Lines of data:
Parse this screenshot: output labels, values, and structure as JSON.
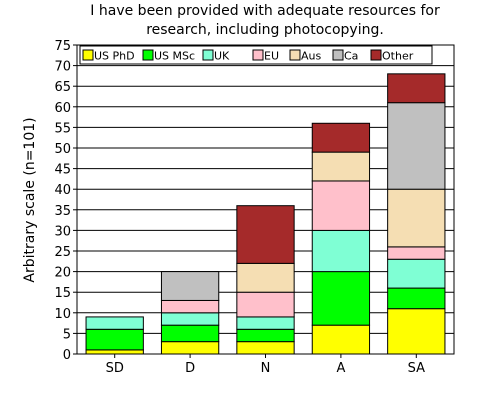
{
  "chart_data": {
    "type": "bar",
    "stacked": true,
    "title": "I have been provided with adequate resources for\nresearch, including photocopying.",
    "ylabel": "Arbitrary scale (n=101)",
    "xlabel": "",
    "ylim": [
      0,
      75
    ],
    "ytick_step": 5,
    "grid": true,
    "legend_position": "top",
    "categories": [
      "SD",
      "D",
      "N",
      "A",
      "SA"
    ],
    "series": [
      {
        "name": "US PhD",
        "color": "#ffff00",
        "values": [
          1,
          3,
          3,
          7,
          11
        ]
      },
      {
        "name": "US MSc",
        "color": "#00ff00",
        "values": [
          5,
          4,
          3,
          13,
          5
        ]
      },
      {
        "name": "UK",
        "color": "#7fffd4",
        "values": [
          3,
          3,
          3,
          10,
          7
        ]
      },
      {
        "name": "EU",
        "color": "#ffc0cb",
        "values": [
          0,
          3,
          6,
          12,
          3
        ]
      },
      {
        "name": "Aus",
        "color": "#f5deb3",
        "values": [
          0,
          0,
          7,
          7,
          14
        ]
      },
      {
        "name": "Ca",
        "color": "#c0c0c0",
        "values": [
          0,
          7,
          0,
          0,
          21
        ]
      },
      {
        "name": "Other",
        "color": "#a52a2a",
        "values": [
          0,
          0,
          14,
          7,
          7
        ]
      }
    ]
  }
}
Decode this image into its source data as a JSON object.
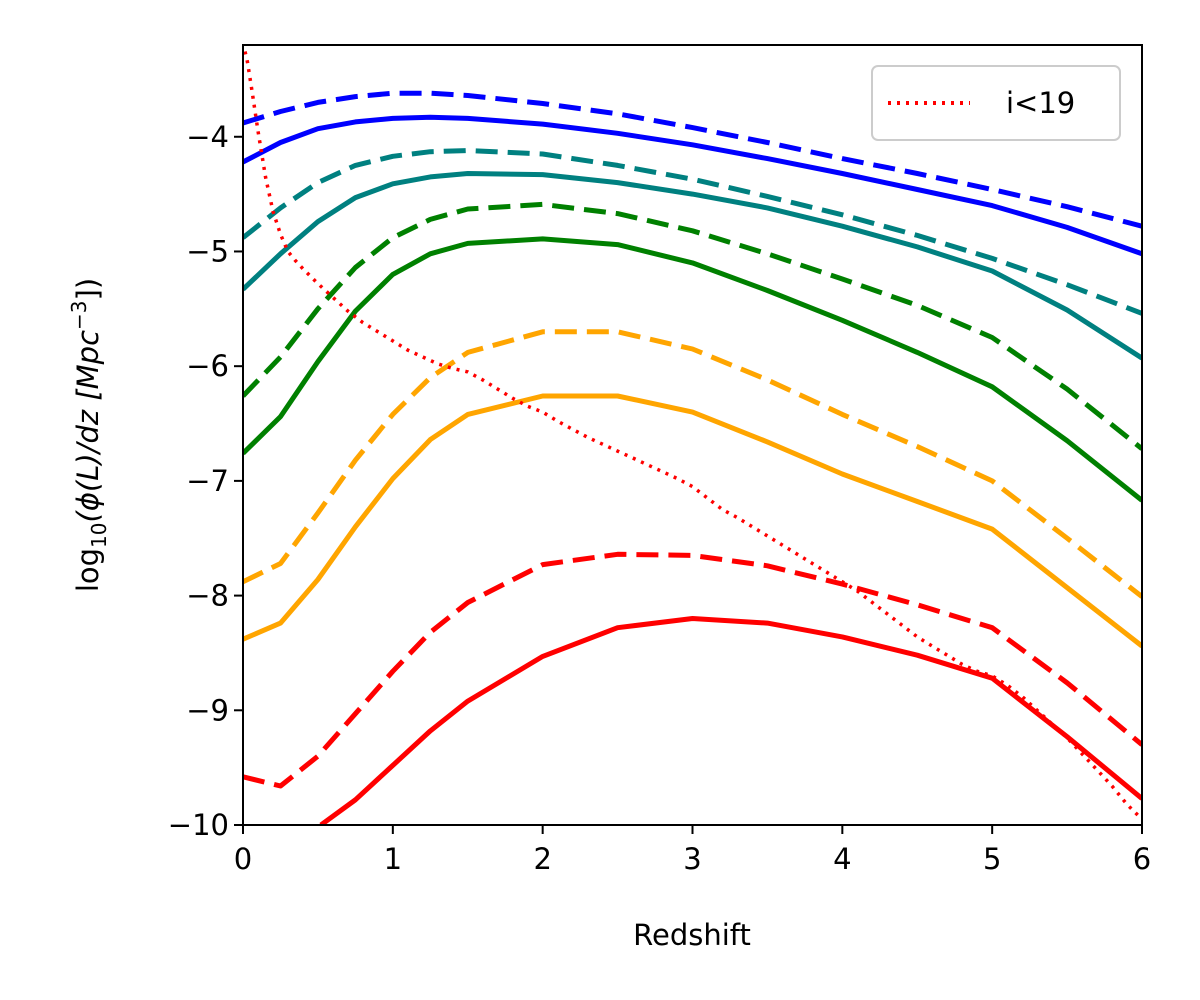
{
  "chart_data": {
    "type": "line",
    "xlabel": "Redshift",
    "ylabel_prefix": "log",
    "ylabel_sub": "10",
    "ylabel_main": "(ϕ(L)/dz [Mpc",
    "ylabel_sup": "−3",
    "ylabel_end": "])",
    "xlim": [
      0,
      6
    ],
    "ylim": [
      -10,
      -3.2
    ],
    "xticks": [
      0,
      1,
      2,
      3,
      4,
      5,
      6
    ],
    "xtick_labels": [
      "0",
      "1",
      "2",
      "3",
      "4",
      "5",
      "6"
    ],
    "yticks": [
      -10,
      -9,
      -8,
      -7,
      -6,
      -5,
      -4
    ],
    "ytick_labels": [
      "−10",
      "−9",
      "−8",
      "−7",
      "−6",
      "−5",
      "−4"
    ],
    "grid": false,
    "legend": {
      "position": "top-right",
      "entries": [
        {
          "label": "i<19",
          "color": "#ff0000",
          "style": "dotted"
        }
      ]
    },
    "series": [
      {
        "color": "#0000ff",
        "style": "dashed",
        "x": [
          0,
          0.25,
          0.5,
          0.75,
          1.0,
          1.25,
          1.5,
          2.0,
          2.5,
          3.0,
          3.5,
          4.0,
          4.5,
          5.0,
          5.5,
          6.0
        ],
        "y": [
          -3.88,
          -3.78,
          -3.7,
          -3.65,
          -3.62,
          -3.62,
          -3.64,
          -3.71,
          -3.8,
          -3.92,
          -4.05,
          -4.19,
          -4.32,
          -4.46,
          -4.61,
          -4.78
        ]
      },
      {
        "color": "#0000ff",
        "style": "solid",
        "x": [
          0,
          0.25,
          0.5,
          0.75,
          1.0,
          1.25,
          1.5,
          2.0,
          2.5,
          3.0,
          3.5,
          4.0,
          4.5,
          5.0,
          5.5,
          6.0
        ],
        "y": [
          -4.22,
          -4.05,
          -3.93,
          -3.87,
          -3.84,
          -3.83,
          -3.84,
          -3.89,
          -3.97,
          -4.07,
          -4.19,
          -4.32,
          -4.46,
          -4.6,
          -4.79,
          -5.02
        ]
      },
      {
        "color": "#008080",
        "style": "dashed",
        "x": [
          0,
          0.25,
          0.5,
          0.75,
          1.0,
          1.25,
          1.5,
          2.0,
          2.5,
          3.0,
          3.5,
          4.0,
          4.5,
          5.0,
          5.5,
          6.0
        ],
        "y": [
          -4.88,
          -4.62,
          -4.4,
          -4.25,
          -4.17,
          -4.13,
          -4.12,
          -4.15,
          -4.25,
          -4.37,
          -4.52,
          -4.68,
          -4.86,
          -5.06,
          -5.29,
          -5.54
        ]
      },
      {
        "color": "#008080",
        "style": "solid",
        "x": [
          0,
          0.25,
          0.5,
          0.75,
          1.0,
          1.25,
          1.5,
          2.0,
          2.5,
          3.0,
          3.5,
          4.0,
          4.5,
          5.0,
          5.5,
          6.0
        ],
        "y": [
          -5.33,
          -5.02,
          -4.74,
          -4.53,
          -4.41,
          -4.35,
          -4.32,
          -4.33,
          -4.4,
          -4.5,
          -4.62,
          -4.78,
          -4.96,
          -5.17,
          -5.51,
          -5.93
        ]
      },
      {
        "color": "#008000",
        "style": "dashed",
        "x": [
          0,
          0.25,
          0.5,
          0.75,
          1.0,
          1.25,
          1.5,
          2.0,
          2.5,
          3.0,
          3.5,
          4.0,
          4.5,
          5.0,
          5.5,
          6.0
        ],
        "y": [
          -6.26,
          -5.92,
          -5.5,
          -5.14,
          -4.88,
          -4.72,
          -4.63,
          -4.59,
          -4.67,
          -4.82,
          -5.02,
          -5.24,
          -5.47,
          -5.75,
          -6.2,
          -6.72
        ]
      },
      {
        "color": "#008000",
        "style": "solid",
        "x": [
          0,
          0.25,
          0.5,
          0.75,
          1.0,
          1.25,
          1.5,
          2.0,
          2.5,
          3.0,
          3.5,
          4.0,
          4.5,
          5.0,
          5.5,
          6.0
        ],
        "y": [
          -6.76,
          -6.44,
          -5.96,
          -5.52,
          -5.2,
          -5.02,
          -4.93,
          -4.89,
          -4.94,
          -5.1,
          -5.34,
          -5.6,
          -5.88,
          -6.18,
          -6.65,
          -7.17
        ]
      },
      {
        "color": "#ffa500",
        "style": "dashed",
        "x": [
          0,
          0.25,
          0.5,
          0.75,
          1.0,
          1.25,
          1.5,
          2.0,
          2.5,
          3.0,
          3.5,
          4.0,
          4.5,
          5.0,
          5.5,
          6.0
        ],
        "y": [
          -7.88,
          -7.72,
          -7.28,
          -6.82,
          -6.42,
          -6.1,
          -5.88,
          -5.7,
          -5.7,
          -5.85,
          -6.12,
          -6.42,
          -6.7,
          -7.0,
          -7.5,
          -8.01
        ]
      },
      {
        "color": "#ffa500",
        "style": "solid",
        "x": [
          0,
          0.25,
          0.5,
          0.75,
          1.0,
          1.25,
          1.5,
          2.0,
          2.5,
          3.0,
          3.5,
          4.0,
          4.5,
          5.0,
          5.5,
          6.0
        ],
        "y": [
          -8.38,
          -8.24,
          -7.86,
          -7.4,
          -6.98,
          -6.64,
          -6.42,
          -6.26,
          -6.26,
          -6.4,
          -6.66,
          -6.94,
          -7.18,
          -7.42,
          -7.93,
          -8.44
        ]
      },
      {
        "color": "#ff0000",
        "style": "dashed",
        "x": [
          0,
          0.25,
          0.5,
          0.75,
          1.0,
          1.25,
          1.5,
          2.0,
          2.5,
          3.0,
          3.5,
          4.0,
          4.5,
          5.0,
          5.5,
          6.0
        ],
        "y": [
          -9.58,
          -9.66,
          -9.4,
          -9.03,
          -8.66,
          -8.32,
          -8.06,
          -7.73,
          -7.64,
          -7.65,
          -7.74,
          -7.9,
          -8.08,
          -8.28,
          -8.76,
          -9.3
        ]
      },
      {
        "color": "#ff0000",
        "style": "solid",
        "x": [
          0.52,
          0.75,
          1.0,
          1.25,
          1.5,
          2.0,
          2.5,
          3.0,
          3.5,
          4.0,
          4.5,
          5.0,
          5.5,
          6.0
        ],
        "y": [
          -10.0,
          -9.78,
          -9.48,
          -9.18,
          -8.92,
          -8.53,
          -8.28,
          -8.2,
          -8.24,
          -8.36,
          -8.52,
          -8.72,
          -9.23,
          -9.77
        ]
      },
      {
        "color": "#ff0000",
        "style": "dotted",
        "name": "i<19",
        "x": [
          0,
          0.03,
          0.06,
          0.1,
          0.15,
          0.2,
          0.25,
          0.3,
          0.35,
          0.4,
          0.5,
          0.6,
          0.7,
          0.8,
          0.9,
          1.0,
          1.1,
          1.2,
          1.3,
          1.4,
          1.5,
          1.6,
          1.7,
          1.8,
          1.9,
          2.0,
          2.1,
          2.2,
          2.3,
          2.4,
          2.5,
          2.6,
          2.7,
          2.8,
          2.9,
          3.0,
          3.1,
          3.2,
          3.3,
          3.4,
          3.5,
          3.6,
          3.7,
          3.8,
          3.9,
          4.0,
          4.1,
          4.2,
          4.3,
          4.4,
          4.5,
          4.6,
          4.7,
          4.8,
          4.9,
          5.0,
          5.1,
          5.2,
          5.3,
          5.4,
          5.5,
          5.6,
          5.7,
          5.8,
          5.9,
          6.0
        ],
        "y": [
          -3.18,
          -3.35,
          -3.6,
          -3.95,
          -4.35,
          -4.65,
          -4.85,
          -5.0,
          -5.08,
          -5.15,
          -5.28,
          -5.4,
          -5.52,
          -5.62,
          -5.7,
          -5.78,
          -5.86,
          -5.92,
          -5.98,
          -6.02,
          -6.05,
          -6.12,
          -6.2,
          -6.28,
          -6.35,
          -6.4,
          -6.48,
          -6.55,
          -6.62,
          -6.68,
          -6.74,
          -6.8,
          -6.86,
          -6.92,
          -6.98,
          -7.05,
          -7.15,
          -7.25,
          -7.32,
          -7.4,
          -7.48,
          -7.56,
          -7.64,
          -7.72,
          -7.8,
          -7.88,
          -7.96,
          -8.06,
          -8.16,
          -8.26,
          -8.36,
          -8.44,
          -8.52,
          -8.6,
          -8.66,
          -8.7,
          -8.78,
          -8.88,
          -9.0,
          -9.12,
          -9.24,
          -9.38,
          -9.52,
          -9.66,
          -9.82,
          -9.95
        ]
      }
    ]
  }
}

● Exercise prompt:
All lines holding the word "JSON" should be picked out and copied.

● Task solution:
Parse this screenshot: output labels, values, and structure as JSON.
Decode this image into its source data as a JSON object.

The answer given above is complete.